-- start of GIVEN RECORDS --

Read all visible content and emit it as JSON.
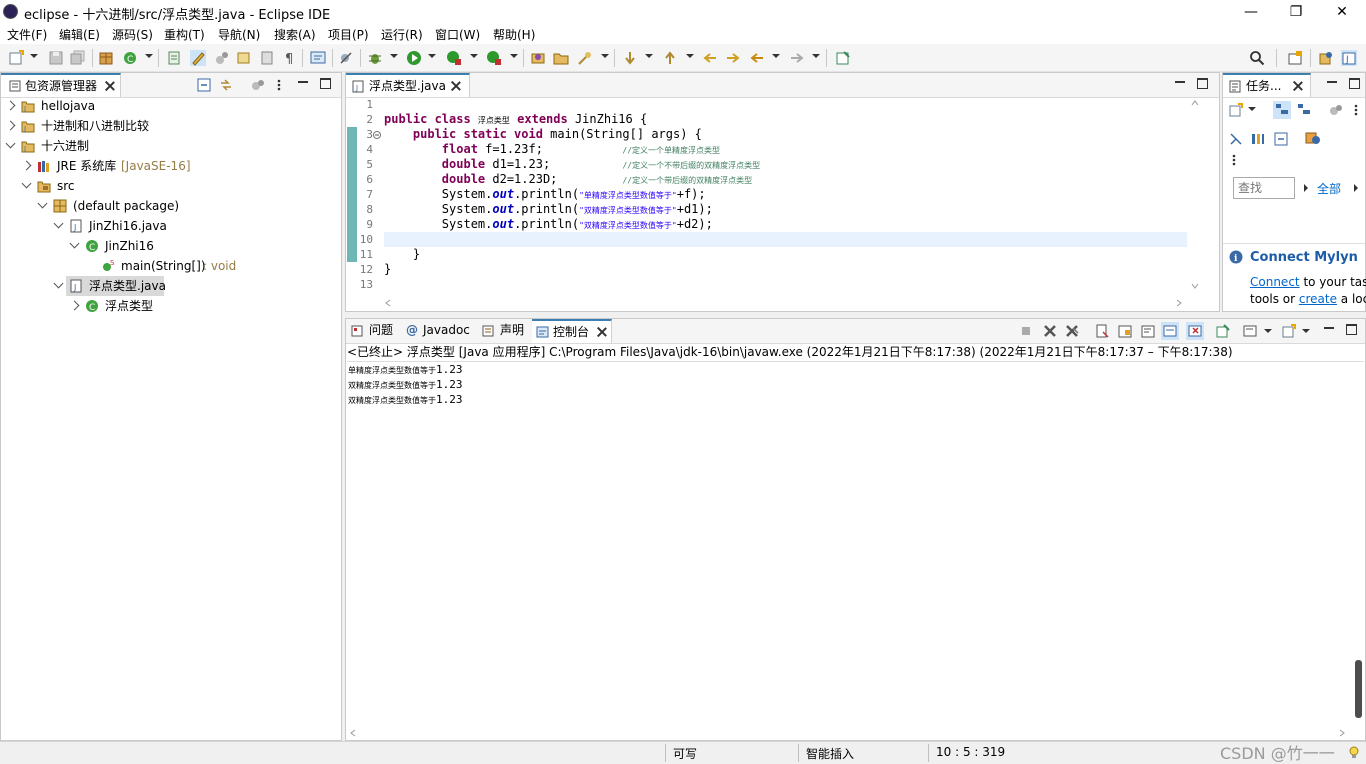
{
  "window": {
    "title": "eclipse - 十六进制/src/浮点类型.java - Eclipse IDE",
    "minimize": "—",
    "restore": "❐",
    "close": "✕"
  },
  "menu": [
    "文件(F)",
    "编辑(E)",
    "源码(S)",
    "重构(T)",
    "导航(N)",
    "搜索(A)",
    "项目(P)",
    "运行(R)",
    "窗口(W)",
    "帮助(H)"
  ],
  "package_explorer": {
    "tab_label": "包资源管理器",
    "tree": [
      {
        "label": "hellojava",
        "suffix": ""
      },
      {
        "label": "十进制和八进制比较",
        "suffix": ""
      },
      {
        "label": "十六进制",
        "suffix": ""
      },
      {
        "label": "JRE 系统库",
        "suffix": "[JavaSE-16]"
      },
      {
        "label": "src",
        "suffix": ""
      },
      {
        "label": "(default package)",
        "suffix": ""
      },
      {
        "label": "JinZhi16.java",
        "suffix": ""
      },
      {
        "label": "JinZhi16",
        "suffix": ""
      },
      {
        "label": "main(String[])",
        "suffix": ": void"
      },
      {
        "label": "浮点类型.java",
        "suffix": ""
      },
      {
        "label": "浮点类型",
        "suffix": ""
      }
    ]
  },
  "editor": {
    "tab_label": "浮点类型.java",
    "line_numbers": [
      "1",
      "2",
      "3",
      "4",
      "5",
      "6",
      "7",
      "8",
      "9",
      "10",
      "11",
      "12",
      "13"
    ],
    "code": {
      "l2_kw": "public class ",
      "l2_cn": "浮点类型",
      "l2_kw2": " extends",
      "l2_rest": " JinZhi16 {",
      "l3_kw": "    public static void",
      "l3_rest": " main(String[] args) {",
      "l4_kw": "        float",
      "l4_rest": " f=1.23f;           ",
      "l4_cm": "//定义一个单精度浮点类型",
      "l5_kw": "        double",
      "l5_rest": " d1=1.23;          ",
      "l5_cm": "//定义一个不带后缀的双精度浮点类型",
      "l6_kw": "        double",
      "l6_rest": " d2=1.23D;         ",
      "l6_cm": "//定义一个带后缀的双精度浮点类型",
      "l7_a": "        System.",
      "l7_fld": "out",
      "l7_b": ".println(",
      "l7_str": "\"单精度浮点类型数值等于\"",
      "l7_c": "+f);",
      "l8_a": "        System.",
      "l8_fld": "out",
      "l8_b": ".println(",
      "l8_str": "\"双精度浮点类型数值等于\"",
      "l8_c": "+d1);",
      "l9_a": "        System.",
      "l9_fld": "out",
      "l9_b": ".println(",
      "l9_str": "\"双精度浮点类型数值等于\"",
      "l9_c": "+d2);",
      "l11": "    }",
      "l12": "}"
    }
  },
  "task_panel": {
    "tab_label": "任务...",
    "find_placeholder": "查找",
    "all_label": "全部",
    "mylyn_title": "Connect Mylyn",
    "mylyn_connect": "Connect",
    "mylyn_text1": " to your task and ALM",
    "mylyn_text2": "tools or ",
    "mylyn_create": "create",
    "mylyn_text3": " a local task."
  },
  "bottom_tabs": [
    {
      "label": "问题",
      "icon": "problems-icon"
    },
    {
      "label": "Javadoc",
      "icon": "javadoc-icon"
    },
    {
      "label": "声明",
      "icon": "declaration-icon"
    },
    {
      "label": "控制台",
      "icon": "console-icon"
    }
  ],
  "console": {
    "header": "<已终止> 浮点类型 [Java 应用程序] C:\\Program Files\\Java\\jdk-16\\bin\\javaw.exe  (2022年1月21日下午8:17:38)   (2022年1月21日下午8:17:37 – 下午8:17:38)",
    "lines": [
      {
        "text": "单精度浮点类型数值等于",
        "value": "1.23"
      },
      {
        "text": "双精度浮点类型数值等于",
        "value": "1.23"
      },
      {
        "text": "双精度浮点类型数值等于",
        "value": "1.23"
      }
    ]
  },
  "statusbar": {
    "writable": "可写",
    "insert_mode": "智能插入",
    "position": "10 : 5 : 319",
    "watermark": "CSDN @竹一一"
  },
  "colors": {
    "keyword": "#7f0055",
    "comment": "#3f7f5f",
    "string": "#2a00ff",
    "field": "#0000c0",
    "link": "#0066cc",
    "mylyn": "#1c5ca8"
  }
}
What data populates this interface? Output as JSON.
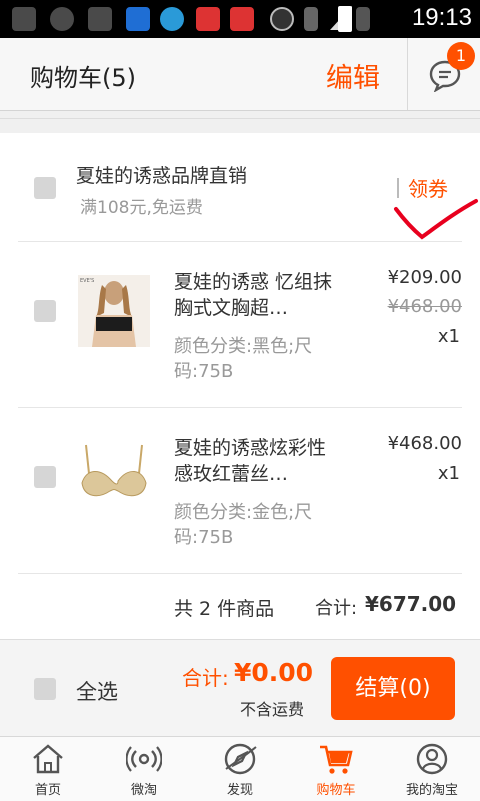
{
  "status_bar": {
    "time": "19:13"
  },
  "header": {
    "title": "购物车(5)",
    "edit_label": "编辑",
    "message_badge": "1"
  },
  "shop": {
    "name": "夏娃的诱惑品牌直销",
    "promo": "满108元,免运费",
    "coupon_label": "领券"
  },
  "items": [
    {
      "title": "夏娃的诱惑 忆组抹胸式文胸超…",
      "sku": "颜色分类:黑色;尺码:75B",
      "price": "¥209.00",
      "original_price": "¥468.00",
      "qty": "x1",
      "thumb_icon": "bra-model-photo"
    },
    {
      "title": "夏娃的诱惑炫彩性感玫红蕾丝…",
      "sku": "颜色分类:金色;尺码:75B",
      "price": "¥468.00",
      "qty": "x1",
      "thumb_icon": "gold-bra-photo"
    }
  ],
  "shop_summary": {
    "count": "共 2 件商品",
    "total_label": "合计:",
    "total": "¥677.00"
  },
  "footer": {
    "select_all": "全选",
    "total_label": "合计:",
    "total_value": "¥0.00",
    "no_shipping": "不含运费",
    "checkout": "结算(0)"
  },
  "tabs": [
    {
      "label": "首页",
      "icon": "home-icon"
    },
    {
      "label": "微淘",
      "icon": "broadcast-icon"
    },
    {
      "label": "发现",
      "icon": "discover-icon"
    },
    {
      "label": "购物车",
      "icon": "cart-icon"
    },
    {
      "label": "我的淘宝",
      "icon": "profile-icon"
    }
  ],
  "colors": {
    "accent": "#ff5000",
    "muted": "#999999"
  }
}
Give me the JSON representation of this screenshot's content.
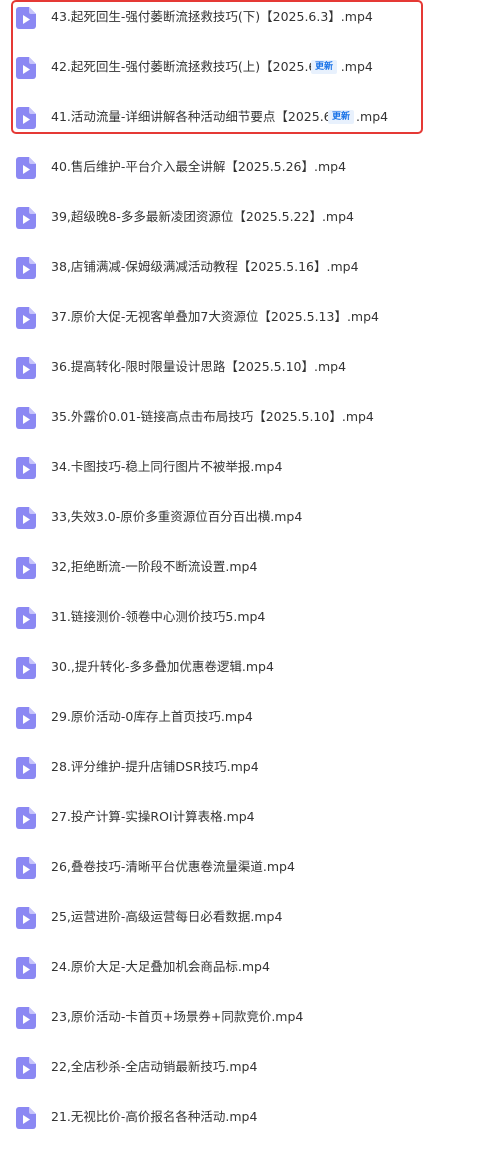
{
  "files": [
    {
      "name": "43.起死回生-强付萎断流拯救技巧(下)【2025.6.3】.mp4",
      "badge": null
    },
    {
      "name": "42.起死回生-强付萎断流拯救技巧(上)【2025.6.3】.mp4",
      "badge": "更新"
    },
    {
      "name": "41.活动流量-详细讲解各种活动细节要点【2025.6.1】.mp4",
      "badge": "更新"
    },
    {
      "name": "40.售后维护-平台介入最全讲解【2025.5.26】.mp4",
      "badge": null
    },
    {
      "name": "39,超级晚8-多多最新凌团资源位【2025.5.22】.mp4",
      "badge": null
    },
    {
      "name": "38,店铺满减-保姆级满减活动教程【2025.5.16】.mp4",
      "badge": null
    },
    {
      "name": "37.原价大促-无视客单叠加7大资源位【2025.5.13】.mp4",
      "badge": null
    },
    {
      "name": "36.提高转化-限时限量设计思路【2025.5.10】.mp4",
      "badge": null
    },
    {
      "name": "35.外露价0.01-链接高点击布局技巧【2025.5.10】.mp4",
      "badge": null
    },
    {
      "name": "34.卡图技巧-稳上同行图片不被举报.mp4",
      "badge": null
    },
    {
      "name": "33,失效3.0-原价多重资源位百分百出横.mp4",
      "badge": null
    },
    {
      "name": "32,拒绝断流-一阶段不断流设置.mp4",
      "badge": null
    },
    {
      "name": "31.链接测价-领卷中心测价技巧5.mp4",
      "badge": null
    },
    {
      "name": "30.,提升转化-多多叠加优惠卷逻辑.mp4",
      "badge": null
    },
    {
      "name": "29.原价活动-0库存上首页技巧.mp4",
      "badge": null
    },
    {
      "name": "28.评分维护-提升店铺DSR技巧.mp4",
      "badge": null
    },
    {
      "name": "27.投产计算-实操ROI计算表格.mp4",
      "badge": null
    },
    {
      "name": "26,叠卷技巧-清晰平台优惠卷流量渠道.mp4",
      "badge": null
    },
    {
      "name": "25,运营进阶-高级运营每日必看数据.mp4",
      "badge": null
    },
    {
      "name": "24.原价大足-大足叠加机会商品标.mp4",
      "badge": null
    },
    {
      "name": "23,原价活动-卡首页+场景券+同款竞价.mp4",
      "badge": null
    },
    {
      "name": "22,全店秒杀-全店动销最新技巧.mp4",
      "badge": null
    },
    {
      "name": "21.无视比价-高价报名各种活动.mp4",
      "badge": null
    }
  ],
  "colors": {
    "icon_body": "#8b88f3",
    "icon_fold": "#c7c5fa",
    "icon_play": "#ffffff",
    "text": "#333333",
    "badge_text": "#1a73e8",
    "badge_bg": "#e8f1fd",
    "highlight_border": "#e53935"
  },
  "icon_name": "video-file-icon"
}
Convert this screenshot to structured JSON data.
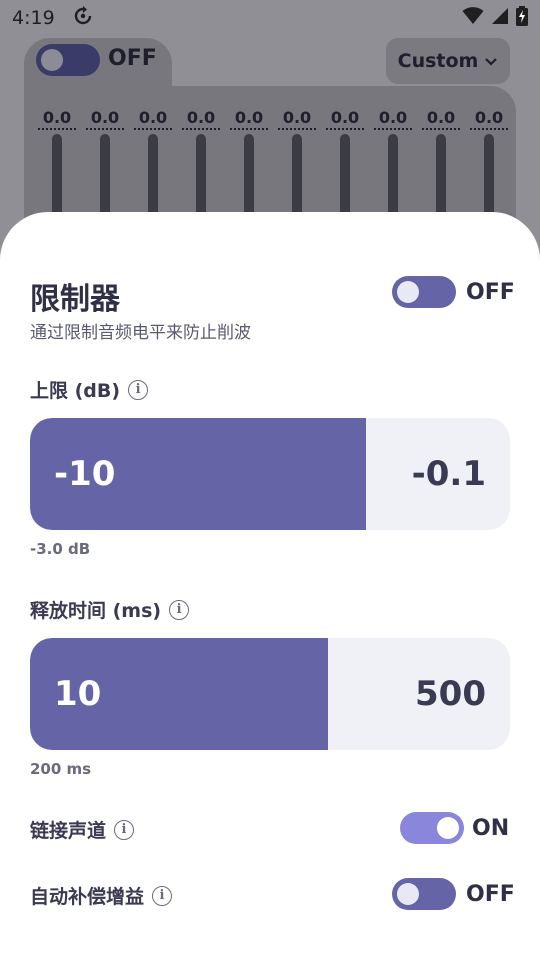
{
  "status_bar": {
    "time": "4:19",
    "sync_icon": "sync-icon",
    "wifi_icon": "wifi-icon",
    "signal_icon": "signal-icon",
    "battery_icon": "battery-charging-icon"
  },
  "equalizer": {
    "toggle_state": "OFF",
    "preset_label": "Custom",
    "bands": [
      "0.0",
      "0.0",
      "0.0",
      "0.0",
      "0.0",
      "0.0",
      "0.0",
      "0.0",
      "0.0",
      "0.0"
    ]
  },
  "limiter_sheet": {
    "title": "限制器",
    "subtitle": "通过限制音频电平来防止削波",
    "main_toggle_state": "OFF",
    "ceiling": {
      "label": "上限 (dB)",
      "min": "-10",
      "max": "-0.1",
      "current": "-3.0 dB",
      "fill_fraction": 0.7
    },
    "release": {
      "label": "释放时间 (ms)",
      "min": "10",
      "max": "500",
      "current": "200 ms",
      "fill_fraction": 0.62
    },
    "link_channels": {
      "label": "链接声道",
      "state": "ON"
    },
    "auto_makeup_gain": {
      "label": "自动补偿增益",
      "state": "OFF"
    }
  },
  "colors": {
    "accent": "#6464a6",
    "toggle_on": "#8a86dc",
    "slider_track": "#f0f0f7"
  }
}
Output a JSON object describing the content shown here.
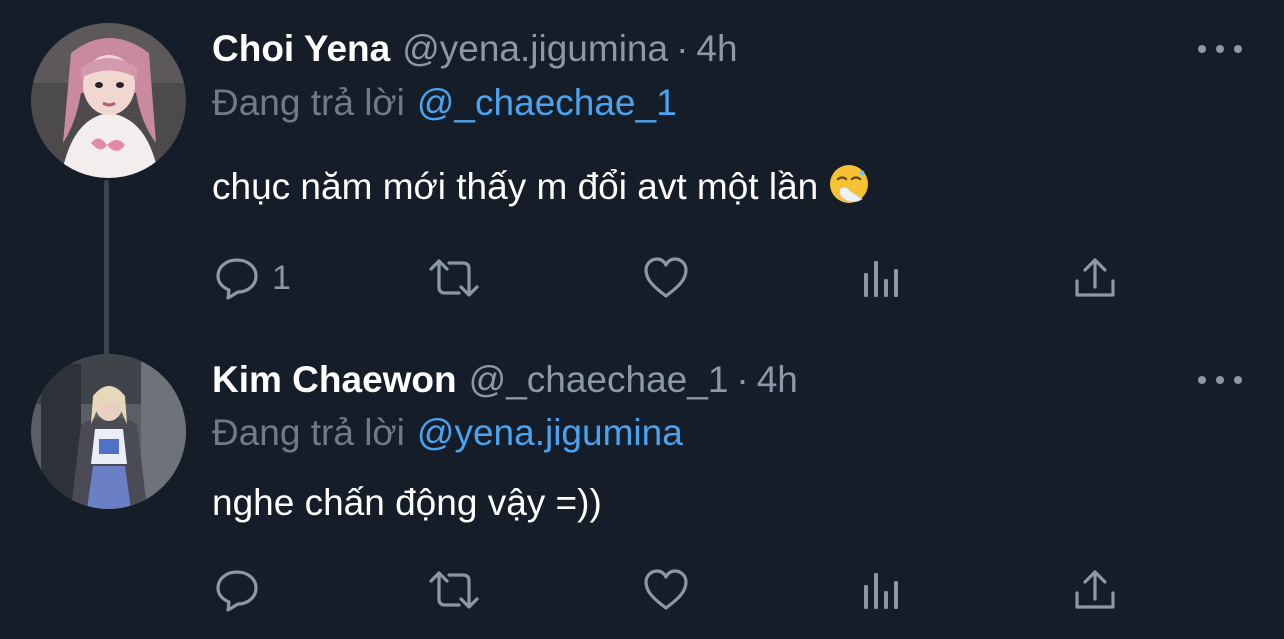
{
  "tweets": [
    {
      "display_name": "Choi Yena",
      "handle": "@yena.jigumina",
      "separator": "·",
      "time": "4h",
      "reply_prefix": "Đang trả lời",
      "reply_to": "@_chaechae_1",
      "text": "chục năm mới thấy m đổi avt một lần",
      "emoji": "sneezing-face-icon",
      "reply_count": "1",
      "avatar_colors": [
        "#c98aa0",
        "#f1e2e4"
      ]
    },
    {
      "display_name": "Kim Chaewon",
      "handle": "@_chaechae_1",
      "separator": "·",
      "time": "4h",
      "reply_prefix": "Đang trả lời",
      "reply_to": "@yena.jigumina",
      "text": "nghe chấn động vậy =))",
      "reply_count": "",
      "avatar_colors": [
        "#5a5f66",
        "#6a7fc4"
      ]
    }
  ],
  "actions": {
    "reply_icon": "reply-icon",
    "retweet_icon": "retweet-icon",
    "like_icon": "like-icon",
    "analytics_icon": "analytics-icon",
    "share_icon": "share-icon",
    "more_icon": "more-icon"
  },
  "colors": {
    "background": "#151d28",
    "secondary_text": "#8b98a5",
    "link": "#4aa3f0",
    "thread_line": "#3a444f"
  }
}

-- end of GIVEN RECORDS --

» GIVEN TASK
Extract each line holding the string "data".

» SOLUTION TO THIS TASK
What data populates this interface? Output as JSON.
Convert this screenshot to structured JSON data.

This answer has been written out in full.